--- DATA PROVIDED ---

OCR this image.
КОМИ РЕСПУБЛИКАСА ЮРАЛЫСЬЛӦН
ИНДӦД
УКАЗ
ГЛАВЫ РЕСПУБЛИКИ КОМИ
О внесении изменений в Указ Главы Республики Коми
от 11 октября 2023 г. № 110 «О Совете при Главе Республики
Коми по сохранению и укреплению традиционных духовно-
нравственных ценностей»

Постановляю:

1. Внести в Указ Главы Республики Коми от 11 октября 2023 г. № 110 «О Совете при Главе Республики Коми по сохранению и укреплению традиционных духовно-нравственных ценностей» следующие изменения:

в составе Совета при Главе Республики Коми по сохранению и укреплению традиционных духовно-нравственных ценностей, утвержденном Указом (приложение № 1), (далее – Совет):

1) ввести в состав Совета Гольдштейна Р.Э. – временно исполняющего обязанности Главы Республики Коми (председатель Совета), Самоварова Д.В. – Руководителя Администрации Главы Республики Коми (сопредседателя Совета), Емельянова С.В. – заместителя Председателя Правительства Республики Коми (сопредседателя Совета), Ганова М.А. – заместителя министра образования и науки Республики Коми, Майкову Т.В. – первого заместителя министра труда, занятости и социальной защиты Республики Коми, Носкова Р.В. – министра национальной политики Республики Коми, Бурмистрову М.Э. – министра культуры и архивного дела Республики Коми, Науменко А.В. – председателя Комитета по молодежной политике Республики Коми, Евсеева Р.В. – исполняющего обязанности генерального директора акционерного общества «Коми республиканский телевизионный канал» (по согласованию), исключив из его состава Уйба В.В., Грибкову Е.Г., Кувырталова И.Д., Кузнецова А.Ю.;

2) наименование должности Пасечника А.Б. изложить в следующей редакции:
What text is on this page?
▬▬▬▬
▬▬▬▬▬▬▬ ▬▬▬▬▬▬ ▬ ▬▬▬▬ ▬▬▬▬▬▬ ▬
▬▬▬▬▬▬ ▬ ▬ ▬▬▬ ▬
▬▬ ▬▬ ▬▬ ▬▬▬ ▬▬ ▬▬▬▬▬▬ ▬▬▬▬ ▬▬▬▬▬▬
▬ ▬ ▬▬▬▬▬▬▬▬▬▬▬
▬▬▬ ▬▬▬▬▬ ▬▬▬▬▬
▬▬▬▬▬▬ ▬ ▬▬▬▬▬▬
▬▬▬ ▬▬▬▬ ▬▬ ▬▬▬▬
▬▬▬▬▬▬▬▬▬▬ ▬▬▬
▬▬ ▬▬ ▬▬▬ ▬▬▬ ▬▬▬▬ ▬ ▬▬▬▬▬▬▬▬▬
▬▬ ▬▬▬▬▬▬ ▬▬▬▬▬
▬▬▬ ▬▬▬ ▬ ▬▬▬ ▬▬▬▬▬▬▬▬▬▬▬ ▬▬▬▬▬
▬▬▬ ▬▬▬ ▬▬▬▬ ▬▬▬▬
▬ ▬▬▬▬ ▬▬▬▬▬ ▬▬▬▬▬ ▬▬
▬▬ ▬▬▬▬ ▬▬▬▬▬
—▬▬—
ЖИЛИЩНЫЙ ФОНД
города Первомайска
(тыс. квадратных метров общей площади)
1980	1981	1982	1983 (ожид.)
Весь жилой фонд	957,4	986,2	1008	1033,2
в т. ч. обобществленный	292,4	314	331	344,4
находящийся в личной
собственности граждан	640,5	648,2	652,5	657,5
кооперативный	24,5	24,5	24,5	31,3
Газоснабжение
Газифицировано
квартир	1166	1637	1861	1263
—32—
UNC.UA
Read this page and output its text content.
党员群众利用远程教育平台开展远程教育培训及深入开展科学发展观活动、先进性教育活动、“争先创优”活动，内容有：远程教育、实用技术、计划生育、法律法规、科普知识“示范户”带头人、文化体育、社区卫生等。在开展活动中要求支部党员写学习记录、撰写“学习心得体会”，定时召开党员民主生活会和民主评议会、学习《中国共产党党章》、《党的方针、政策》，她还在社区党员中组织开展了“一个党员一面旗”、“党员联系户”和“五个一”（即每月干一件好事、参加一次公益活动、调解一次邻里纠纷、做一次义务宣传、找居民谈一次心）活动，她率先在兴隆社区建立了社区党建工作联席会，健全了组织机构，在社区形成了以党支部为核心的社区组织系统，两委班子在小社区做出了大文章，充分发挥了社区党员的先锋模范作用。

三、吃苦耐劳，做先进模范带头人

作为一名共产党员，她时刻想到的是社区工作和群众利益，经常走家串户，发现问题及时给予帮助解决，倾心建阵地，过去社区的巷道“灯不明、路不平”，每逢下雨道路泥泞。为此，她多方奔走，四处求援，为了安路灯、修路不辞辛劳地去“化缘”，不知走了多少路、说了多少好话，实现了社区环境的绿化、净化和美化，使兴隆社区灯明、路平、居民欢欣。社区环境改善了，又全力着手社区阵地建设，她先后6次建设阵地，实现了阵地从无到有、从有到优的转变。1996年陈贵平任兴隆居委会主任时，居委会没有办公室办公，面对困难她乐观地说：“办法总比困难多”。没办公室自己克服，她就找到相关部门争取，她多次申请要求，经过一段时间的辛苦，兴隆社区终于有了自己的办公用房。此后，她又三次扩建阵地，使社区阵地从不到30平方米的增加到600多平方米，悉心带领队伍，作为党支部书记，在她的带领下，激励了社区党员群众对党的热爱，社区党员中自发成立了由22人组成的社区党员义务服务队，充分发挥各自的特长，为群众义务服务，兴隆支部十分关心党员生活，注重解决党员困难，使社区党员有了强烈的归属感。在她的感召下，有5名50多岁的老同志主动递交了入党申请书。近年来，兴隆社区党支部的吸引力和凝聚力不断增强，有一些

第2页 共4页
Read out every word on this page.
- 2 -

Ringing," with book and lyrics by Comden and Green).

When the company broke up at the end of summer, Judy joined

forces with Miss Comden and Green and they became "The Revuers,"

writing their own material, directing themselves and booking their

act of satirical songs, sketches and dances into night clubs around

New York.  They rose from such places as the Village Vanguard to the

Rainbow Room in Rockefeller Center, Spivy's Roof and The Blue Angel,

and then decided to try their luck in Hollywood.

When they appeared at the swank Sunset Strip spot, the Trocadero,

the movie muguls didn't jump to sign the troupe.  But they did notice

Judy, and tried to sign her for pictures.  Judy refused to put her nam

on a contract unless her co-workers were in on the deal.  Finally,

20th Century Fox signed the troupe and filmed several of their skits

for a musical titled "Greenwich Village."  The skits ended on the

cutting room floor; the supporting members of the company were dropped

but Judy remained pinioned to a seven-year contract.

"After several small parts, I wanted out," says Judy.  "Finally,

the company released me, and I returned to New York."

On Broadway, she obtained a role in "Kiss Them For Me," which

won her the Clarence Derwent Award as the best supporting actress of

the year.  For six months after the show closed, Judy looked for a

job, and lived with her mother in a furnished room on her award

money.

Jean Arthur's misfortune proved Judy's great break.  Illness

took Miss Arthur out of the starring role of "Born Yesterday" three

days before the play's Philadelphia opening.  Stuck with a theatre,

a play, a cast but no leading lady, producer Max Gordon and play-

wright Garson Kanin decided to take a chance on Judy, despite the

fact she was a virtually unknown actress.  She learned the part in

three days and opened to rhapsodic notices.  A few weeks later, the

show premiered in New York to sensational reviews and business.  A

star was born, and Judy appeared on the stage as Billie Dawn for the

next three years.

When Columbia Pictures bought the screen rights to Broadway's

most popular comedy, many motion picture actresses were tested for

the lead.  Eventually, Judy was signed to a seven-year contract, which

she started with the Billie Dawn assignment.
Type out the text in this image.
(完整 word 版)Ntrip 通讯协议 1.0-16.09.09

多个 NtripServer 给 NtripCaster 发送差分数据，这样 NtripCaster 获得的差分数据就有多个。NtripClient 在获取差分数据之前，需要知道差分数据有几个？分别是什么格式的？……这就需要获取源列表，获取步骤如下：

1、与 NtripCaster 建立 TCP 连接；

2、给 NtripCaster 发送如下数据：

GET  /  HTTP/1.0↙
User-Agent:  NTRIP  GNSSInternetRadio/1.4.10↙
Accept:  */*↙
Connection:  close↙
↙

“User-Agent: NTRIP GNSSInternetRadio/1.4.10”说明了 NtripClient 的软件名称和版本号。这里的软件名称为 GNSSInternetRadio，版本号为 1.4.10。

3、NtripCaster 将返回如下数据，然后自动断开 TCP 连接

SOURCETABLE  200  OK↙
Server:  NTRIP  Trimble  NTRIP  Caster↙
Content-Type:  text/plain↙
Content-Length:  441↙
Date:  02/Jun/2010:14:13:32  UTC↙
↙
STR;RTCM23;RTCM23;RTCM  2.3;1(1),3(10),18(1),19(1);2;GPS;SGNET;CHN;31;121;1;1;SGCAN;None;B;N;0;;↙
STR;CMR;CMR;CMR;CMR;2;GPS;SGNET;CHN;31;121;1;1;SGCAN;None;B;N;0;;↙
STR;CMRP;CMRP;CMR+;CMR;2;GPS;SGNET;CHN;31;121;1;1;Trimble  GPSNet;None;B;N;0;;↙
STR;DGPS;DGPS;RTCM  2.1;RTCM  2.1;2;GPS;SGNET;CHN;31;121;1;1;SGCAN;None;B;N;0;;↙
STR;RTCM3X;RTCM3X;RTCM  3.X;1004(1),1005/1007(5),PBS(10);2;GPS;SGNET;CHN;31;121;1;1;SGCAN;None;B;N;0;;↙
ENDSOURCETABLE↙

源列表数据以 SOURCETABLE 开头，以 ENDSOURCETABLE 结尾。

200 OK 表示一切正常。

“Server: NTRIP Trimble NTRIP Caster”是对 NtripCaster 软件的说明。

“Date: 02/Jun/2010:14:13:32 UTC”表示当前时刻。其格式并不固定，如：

---

Spot every line that holds "SGCAN" and copy it.

WORKED SOLUTION:
STR;RTCM23;RTCM23;RTCM  2.3;1(1),3(10),18(1),19(1);2;GPS;SGNET;CHN;31;121;1;1;SGCAN;None;B;N;0;;↙
STR;CMR;CMR;CMR;CMR;2;GPS;SGNET;CHN;31;121;1;1;SGCAN;None;B;N;0;;↙
STR;DGPS;DGPS;RTCM  2.1;RTCM  2.1;2;GPS;SGNET;CHN;31;121;1;1;SGCAN;None;B;N;0;;↙
STR;RTCM3X;RTCM3X;RTCM  3.X;1004(1),1005/1007(5),PBS(10);2;GPS;SGNET;CHN;31;121;1;1;SGCAN;None;B;N;0;;↙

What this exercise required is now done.